* [Document section]:

Chubutemys Temporal range: Early Cretaceous, 112 Ma PreꞒ Ꞓ O S D C P T J K Pg N ↓

Scientific classification
- Kingdom: Animalia
- Phylum: Chordata
- Class: Reptilia
- Clade: Pantestudines
- Clade: Testudinata
- Clade: Perichelydia
- Clade: †Meiolaniformes
- Genus: †Chubutemys Gaffney et al., 2007
- Type species: Chubutemys copelloi Gaffney et al., 2007

= Chubutemys =

Extinct genus of turtles

Chubutemys was an extinct genus of meiolaniform turtle. It lived during the Early Cretaceous of Argentina, around the Albian-Aptian border, within the Puesto La Paloma Member of the Cerro Barcino Formation. It is known from most of the skeleton and carapace, and part of the skull.

==Description==
A skeleton, including most of the skull, is known for Chubutemys. As the skull was found in the same quarry as the postcranial skeleton, it was decided to be likely to be from the same individual. The shell of the specimen is remarkably thin.

==Classification==
Chubutemys is a turtle that is relatively easy to classify. Among related genera, Sterli et al. found Patagoniaemys to be the most unstable genus. The cladogram below shows the relationships of Chubutemys, and three possible placements of Patagoniaemys:

==Paleoecology==
Chubutemys is from the Cerro Barcino Formation. A locality of many turtles, nicknamed "Turtle Town", located within the Puesto La Paloma Member of the formation, contains fossils of Chubutemys. The formation includes many layers of pyrloclastic-rich rocks, and the different layers are many different colours. The layer inside the Puesto La Paloma Member, which is coloured green, was dated to the Albian-Aptian boundary.

* [Page segmentation data]:
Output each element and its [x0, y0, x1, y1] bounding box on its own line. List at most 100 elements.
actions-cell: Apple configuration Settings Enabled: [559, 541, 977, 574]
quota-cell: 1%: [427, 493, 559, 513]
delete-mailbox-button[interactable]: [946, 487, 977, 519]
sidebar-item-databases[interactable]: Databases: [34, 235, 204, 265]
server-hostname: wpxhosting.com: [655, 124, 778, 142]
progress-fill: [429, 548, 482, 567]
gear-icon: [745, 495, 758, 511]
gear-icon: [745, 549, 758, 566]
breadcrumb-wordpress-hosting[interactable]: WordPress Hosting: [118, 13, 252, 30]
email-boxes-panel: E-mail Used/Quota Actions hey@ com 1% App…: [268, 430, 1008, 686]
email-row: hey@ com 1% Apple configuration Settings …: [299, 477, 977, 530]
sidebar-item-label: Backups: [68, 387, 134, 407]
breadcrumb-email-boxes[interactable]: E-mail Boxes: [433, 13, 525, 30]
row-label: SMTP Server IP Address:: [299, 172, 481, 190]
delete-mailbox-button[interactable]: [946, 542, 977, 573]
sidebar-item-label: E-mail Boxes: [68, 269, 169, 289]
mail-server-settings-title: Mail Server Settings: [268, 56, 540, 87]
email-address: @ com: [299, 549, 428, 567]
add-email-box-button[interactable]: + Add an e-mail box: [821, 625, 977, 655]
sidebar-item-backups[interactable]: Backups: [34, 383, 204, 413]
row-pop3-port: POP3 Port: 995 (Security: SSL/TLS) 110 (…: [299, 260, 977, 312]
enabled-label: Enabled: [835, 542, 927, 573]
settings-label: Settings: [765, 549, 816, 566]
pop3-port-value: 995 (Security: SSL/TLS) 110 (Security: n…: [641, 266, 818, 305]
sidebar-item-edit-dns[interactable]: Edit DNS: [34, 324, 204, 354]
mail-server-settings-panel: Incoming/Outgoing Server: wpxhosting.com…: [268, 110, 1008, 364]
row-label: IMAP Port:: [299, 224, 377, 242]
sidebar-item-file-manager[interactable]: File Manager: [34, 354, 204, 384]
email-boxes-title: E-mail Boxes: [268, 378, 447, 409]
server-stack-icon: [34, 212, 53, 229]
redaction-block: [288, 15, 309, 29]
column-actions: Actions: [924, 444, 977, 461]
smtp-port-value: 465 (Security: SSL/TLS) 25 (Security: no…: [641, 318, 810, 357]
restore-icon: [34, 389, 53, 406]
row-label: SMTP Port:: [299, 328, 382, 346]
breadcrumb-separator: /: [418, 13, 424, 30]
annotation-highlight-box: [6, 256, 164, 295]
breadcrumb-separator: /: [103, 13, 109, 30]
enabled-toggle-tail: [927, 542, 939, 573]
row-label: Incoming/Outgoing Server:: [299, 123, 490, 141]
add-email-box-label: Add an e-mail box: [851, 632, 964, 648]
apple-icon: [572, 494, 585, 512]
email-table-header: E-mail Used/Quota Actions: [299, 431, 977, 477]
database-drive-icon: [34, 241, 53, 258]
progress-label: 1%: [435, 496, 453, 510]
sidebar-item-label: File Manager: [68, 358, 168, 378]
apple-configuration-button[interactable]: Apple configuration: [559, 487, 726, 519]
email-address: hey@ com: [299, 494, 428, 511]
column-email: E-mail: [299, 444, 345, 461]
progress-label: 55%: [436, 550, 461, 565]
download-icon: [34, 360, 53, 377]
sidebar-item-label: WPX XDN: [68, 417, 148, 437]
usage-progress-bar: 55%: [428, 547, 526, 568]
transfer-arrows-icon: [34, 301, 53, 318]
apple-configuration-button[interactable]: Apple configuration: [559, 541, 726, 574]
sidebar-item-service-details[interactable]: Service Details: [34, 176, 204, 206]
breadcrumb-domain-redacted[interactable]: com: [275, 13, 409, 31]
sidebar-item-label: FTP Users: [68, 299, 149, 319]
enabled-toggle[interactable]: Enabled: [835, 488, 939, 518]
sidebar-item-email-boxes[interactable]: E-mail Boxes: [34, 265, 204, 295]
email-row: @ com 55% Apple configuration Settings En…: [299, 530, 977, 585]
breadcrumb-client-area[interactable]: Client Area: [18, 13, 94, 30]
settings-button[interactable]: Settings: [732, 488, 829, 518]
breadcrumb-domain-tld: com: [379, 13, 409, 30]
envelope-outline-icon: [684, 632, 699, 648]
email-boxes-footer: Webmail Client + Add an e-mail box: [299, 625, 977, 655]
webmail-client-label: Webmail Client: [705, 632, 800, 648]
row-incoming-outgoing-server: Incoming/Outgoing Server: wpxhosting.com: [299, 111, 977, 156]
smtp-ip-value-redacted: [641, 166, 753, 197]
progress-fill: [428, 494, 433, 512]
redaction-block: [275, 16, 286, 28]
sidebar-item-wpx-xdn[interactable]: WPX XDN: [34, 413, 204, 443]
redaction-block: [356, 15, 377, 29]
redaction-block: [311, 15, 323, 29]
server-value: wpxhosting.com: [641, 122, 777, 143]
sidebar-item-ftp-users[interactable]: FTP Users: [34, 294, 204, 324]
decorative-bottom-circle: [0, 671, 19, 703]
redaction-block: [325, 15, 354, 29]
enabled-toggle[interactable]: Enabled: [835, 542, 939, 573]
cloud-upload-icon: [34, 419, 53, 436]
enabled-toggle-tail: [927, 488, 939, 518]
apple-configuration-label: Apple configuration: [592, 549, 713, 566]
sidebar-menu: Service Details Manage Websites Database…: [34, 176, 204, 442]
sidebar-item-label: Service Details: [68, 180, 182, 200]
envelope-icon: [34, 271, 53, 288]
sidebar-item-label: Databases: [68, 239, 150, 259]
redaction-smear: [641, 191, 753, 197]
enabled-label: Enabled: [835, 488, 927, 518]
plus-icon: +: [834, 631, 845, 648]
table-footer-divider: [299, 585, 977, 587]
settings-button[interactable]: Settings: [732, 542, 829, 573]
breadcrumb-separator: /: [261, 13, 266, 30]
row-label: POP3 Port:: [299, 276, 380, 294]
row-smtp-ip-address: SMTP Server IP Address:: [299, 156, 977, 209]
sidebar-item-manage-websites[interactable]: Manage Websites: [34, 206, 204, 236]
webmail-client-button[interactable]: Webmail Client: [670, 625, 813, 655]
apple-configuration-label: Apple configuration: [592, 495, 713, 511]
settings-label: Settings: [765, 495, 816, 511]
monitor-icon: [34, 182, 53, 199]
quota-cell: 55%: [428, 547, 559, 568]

* [What to do]: Reproduce word for word the passage of the Chubutemys article starting with "Chubutemys was an" and going on through "is remarkably thin.". The listing has no connection to the Chubutemys article.

* [Your solution]:
Chubutemys was an extinct genus of meiolaniform turtle. It lived during the Early Cretaceous of Argentina, around the Albian-Aptian border, within the Puesto La Paloma Member of the Cerro Barcino Formation. It is known from most of the skeleton and carapace, and part of the skull.

==Description==
A skeleton, including most of the skull, is known for Chubutemys. As the skull was found in the same quarry as the postcranial skeleton, it was decided to be likely to be from the same individual. The shell of the specimen is remarkably thin.